Data shown:
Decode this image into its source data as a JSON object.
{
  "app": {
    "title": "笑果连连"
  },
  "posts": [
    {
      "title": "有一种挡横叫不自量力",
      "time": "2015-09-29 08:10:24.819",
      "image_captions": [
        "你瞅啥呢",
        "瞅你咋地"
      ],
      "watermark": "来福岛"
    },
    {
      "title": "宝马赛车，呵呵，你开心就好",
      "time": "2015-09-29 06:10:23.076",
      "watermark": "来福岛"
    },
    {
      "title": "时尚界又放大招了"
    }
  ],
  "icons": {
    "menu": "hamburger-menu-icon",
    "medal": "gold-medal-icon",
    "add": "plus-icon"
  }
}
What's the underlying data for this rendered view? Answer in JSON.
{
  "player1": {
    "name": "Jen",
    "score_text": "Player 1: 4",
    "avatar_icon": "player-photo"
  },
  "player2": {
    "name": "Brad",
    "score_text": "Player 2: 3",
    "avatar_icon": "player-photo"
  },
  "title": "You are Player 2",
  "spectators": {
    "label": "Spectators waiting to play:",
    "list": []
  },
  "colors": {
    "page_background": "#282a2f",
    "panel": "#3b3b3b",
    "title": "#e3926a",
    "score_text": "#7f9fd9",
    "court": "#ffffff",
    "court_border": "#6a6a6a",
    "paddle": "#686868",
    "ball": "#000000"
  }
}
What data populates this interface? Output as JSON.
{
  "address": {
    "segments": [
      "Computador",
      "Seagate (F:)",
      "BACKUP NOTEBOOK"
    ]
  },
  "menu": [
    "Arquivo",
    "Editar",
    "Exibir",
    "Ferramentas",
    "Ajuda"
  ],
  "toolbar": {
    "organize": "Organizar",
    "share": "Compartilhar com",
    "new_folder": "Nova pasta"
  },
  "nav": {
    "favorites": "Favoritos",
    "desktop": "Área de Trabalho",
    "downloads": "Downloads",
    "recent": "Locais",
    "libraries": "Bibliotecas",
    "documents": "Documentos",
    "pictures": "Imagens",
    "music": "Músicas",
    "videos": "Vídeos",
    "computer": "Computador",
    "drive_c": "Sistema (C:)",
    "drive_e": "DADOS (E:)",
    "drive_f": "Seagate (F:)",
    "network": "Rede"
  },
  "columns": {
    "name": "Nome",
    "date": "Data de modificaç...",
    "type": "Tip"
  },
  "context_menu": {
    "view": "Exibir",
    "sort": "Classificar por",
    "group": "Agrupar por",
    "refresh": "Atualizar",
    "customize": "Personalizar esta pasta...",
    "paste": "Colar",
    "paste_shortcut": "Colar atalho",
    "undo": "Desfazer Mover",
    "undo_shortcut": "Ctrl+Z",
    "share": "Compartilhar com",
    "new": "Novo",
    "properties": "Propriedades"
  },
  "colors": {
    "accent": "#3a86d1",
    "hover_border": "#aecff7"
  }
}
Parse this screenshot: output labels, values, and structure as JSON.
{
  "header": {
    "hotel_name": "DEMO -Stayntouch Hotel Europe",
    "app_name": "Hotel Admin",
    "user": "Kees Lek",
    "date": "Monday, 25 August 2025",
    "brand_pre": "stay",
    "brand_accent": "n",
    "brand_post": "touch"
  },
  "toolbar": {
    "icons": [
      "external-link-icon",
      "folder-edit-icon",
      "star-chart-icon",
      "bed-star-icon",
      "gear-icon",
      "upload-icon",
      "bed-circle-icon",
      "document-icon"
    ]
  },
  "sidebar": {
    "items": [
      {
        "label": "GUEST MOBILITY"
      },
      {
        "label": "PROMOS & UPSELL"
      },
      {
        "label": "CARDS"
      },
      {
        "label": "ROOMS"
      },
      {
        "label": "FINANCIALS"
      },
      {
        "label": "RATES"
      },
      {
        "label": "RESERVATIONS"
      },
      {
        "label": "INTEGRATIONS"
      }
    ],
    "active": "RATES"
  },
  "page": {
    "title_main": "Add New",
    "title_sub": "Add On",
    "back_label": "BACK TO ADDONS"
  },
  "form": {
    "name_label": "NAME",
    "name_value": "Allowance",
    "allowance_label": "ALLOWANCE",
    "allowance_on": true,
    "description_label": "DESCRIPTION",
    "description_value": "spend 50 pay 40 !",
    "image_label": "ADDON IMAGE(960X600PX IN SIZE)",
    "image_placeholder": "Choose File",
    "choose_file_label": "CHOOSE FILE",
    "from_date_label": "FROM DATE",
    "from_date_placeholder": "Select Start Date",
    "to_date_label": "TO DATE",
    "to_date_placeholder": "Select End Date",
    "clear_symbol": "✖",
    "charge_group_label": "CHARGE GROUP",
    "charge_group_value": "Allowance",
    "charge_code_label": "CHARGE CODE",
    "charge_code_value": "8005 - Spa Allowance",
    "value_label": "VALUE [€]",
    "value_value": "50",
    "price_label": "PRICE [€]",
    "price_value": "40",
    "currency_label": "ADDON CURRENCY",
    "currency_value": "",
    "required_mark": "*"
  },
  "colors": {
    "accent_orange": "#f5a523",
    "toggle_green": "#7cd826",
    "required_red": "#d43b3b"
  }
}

Task description: Please quote the data above in full, with no line missing.

The answer:
Decode this image into its source data as a JSON object.
{
  "app": {
    "title": "笑果连连"
  },
  "posts": [
    {
      "title": "有一种挡横叫不自量力",
      "time": "2015-09-29 08:10:24.819",
      "image_captions": [
        "你瞅啥呢",
        "瞅你咋地"
      ],
      "watermark": "来福岛"
    },
    {
      "title": "宝马赛车，呵呵，你开心就好",
      "time": "2015-09-29 06:10:23.076",
      "watermark": "来福岛"
    },
    {
      "title": "时尚界又放大招了"
    }
  ],
  "icons": {
    "menu": "hamburger-menu-icon",
    "medal": "gold-medal-icon",
    "add": "plus-icon"
  }
}
What's the underlying data for this rendered view? Answer in JSON.
{
  "player1": {
    "name": "Jen",
    "score_text": "Player 1: 4",
    "avatar_icon": "player-photo"
  },
  "player2": {
    "name": "Brad",
    "score_text": "Player 2: 3",
    "avatar_icon": "player-photo"
  },
  "title": "You are Player 2",
  "spectators": {
    "label": "Spectators waiting to play:",
    "list": []
  },
  "colors": {
    "page_background": "#282a2f",
    "panel": "#3b3b3b",
    "title": "#e3926a",
    "score_text": "#7f9fd9",
    "court": "#ffffff",
    "court_border": "#6a6a6a",
    "paddle": "#686868",
    "ball": "#000000"
  }
}
What data populates this interface? Output as JSON.
{
  "address": {
    "segments": [
      "Computador",
      "Seagate (F:)",
      "BACKUP NOTEBOOK"
    ]
  },
  "menu": [
    "Arquivo",
    "Editar",
    "Exibir",
    "Ferramentas",
    "Ajuda"
  ],
  "toolbar": {
    "organize": "Organizar",
    "share": "Compartilhar com",
    "new_folder": "Nova pasta"
  },
  "nav": {
    "favorites": "Favoritos",
    "desktop": "Área de Trabalho",
    "downloads": "Downloads",
    "recent": "Locais",
    "libraries": "Bibliotecas",
    "documents": "Documentos",
    "pictures": "Imagens",
    "music": "Músicas",
    "videos": "Vídeos",
    "computer": "Computador",
    "drive_c": "Sistema (C:)",
    "drive_e": "DADOS (E:)",
    "drive_f": "Seagate (F:)",
    "network": "Rede"
  },
  "columns": {
    "name": "Nome",
    "date": "Data de modificaç...",
    "type": "Tip"
  },
  "context_menu": {
    "view": "Exibir",
    "sort": "Classificar por",
    "group": "Agrupar por",
    "refresh": "Atualizar",
    "customize": "Personalizar esta pasta...",
    "paste": "Colar",
    "paste_shortcut": "Colar atalho",
    "undo": "Desfazer Mover",
    "undo_shortcut": "Ctrl+Z",
    "share": "Compartilhar com",
    "new": "Novo",
    "properties": "Propriedades"
  },
  "colors": {
    "accent": "#3a86d1",
    "hover_border": "#aecff7"
  }
}
Parse this screenshot: output labels, values, and structure as JSON.
{
  "header": {
    "hotel_name": "DEMO -Stayntouch Hotel Europe",
    "app_name": "Hotel Admin",
    "user": "Kees Lek",
    "date": "Monday, 25 August 2025",
    "brand_pre": "stay",
    "brand_accent": "n",
    "brand_post": "touch"
  },
  "toolbar": {
    "icons": [
      "external-link-icon",
      "folder-edit-icon",
      "star-chart-icon",
      "bed-star-icon",
      "gear-icon",
      "upload-icon",
      "bed-circle-icon",
      "document-icon"
    ]
  },
  "sidebar": {
    "items": [
      {
        "label": "GUEST MOBILITY"
      },
      {
        "label": "PROMOS & UPSELL"
      },
      {
        "label": "CARDS"
      },
      {
        "label": "ROOMS"
      },
      {
        "label": "FINANCIALS"
      },
      {
        "label": "RATES"
      },
      {
        "label": "RESERVATIONS"
      },
      {
        "label": "INTEGRATIONS"
      }
    ],
    "active": "RATES"
  },
  "page": {
    "title_main": "Add New",
    "title_sub": "Add On",
    "back_label": "BACK TO ADDONS"
  },
  "form": {
    "name_label": "NAME",
    "name_value": "Allowance",
    "allowance_label": "ALLOWANCE",
    "allowance_on": true,
    "description_label": "DESCRIPTION",
    "description_value": "spend 50 pay 40 !",
    "image_label": "ADDON IMAGE(960X600PX IN SIZE)",
    "image_placeholder": "Choose File",
    "choose_file_label": "CHOOSE FILE",
    "from_date_label": "FROM DATE",
    "from_date_placeholder": "Select Start Date",
    "to_date_label": "TO DATE",
    "to_date_placeholder": "Select End Date",
    "clear_symbol": "✖",
    "charge_group_label": "CHARGE GROUP",
    "charge_group_value": "Allowance",
    "charge_code_label": "CHARGE CODE",
    "charge_code_value": "8005 - Spa Allowance",
    "value_label": "VALUE [€]",
    "value_value": "50",
    "price_label": "PRICE [€]",
    "price_value": "40",
    "currency_label": "ADDON CURRENCY",
    "currency_value": "",
    "required_mark": "*"
  },
  "colors": {
    "accent_orange": "#f5a523",
    "toggle_green": "#7cd826",
    "required_red": "#d43b3b"
  }
}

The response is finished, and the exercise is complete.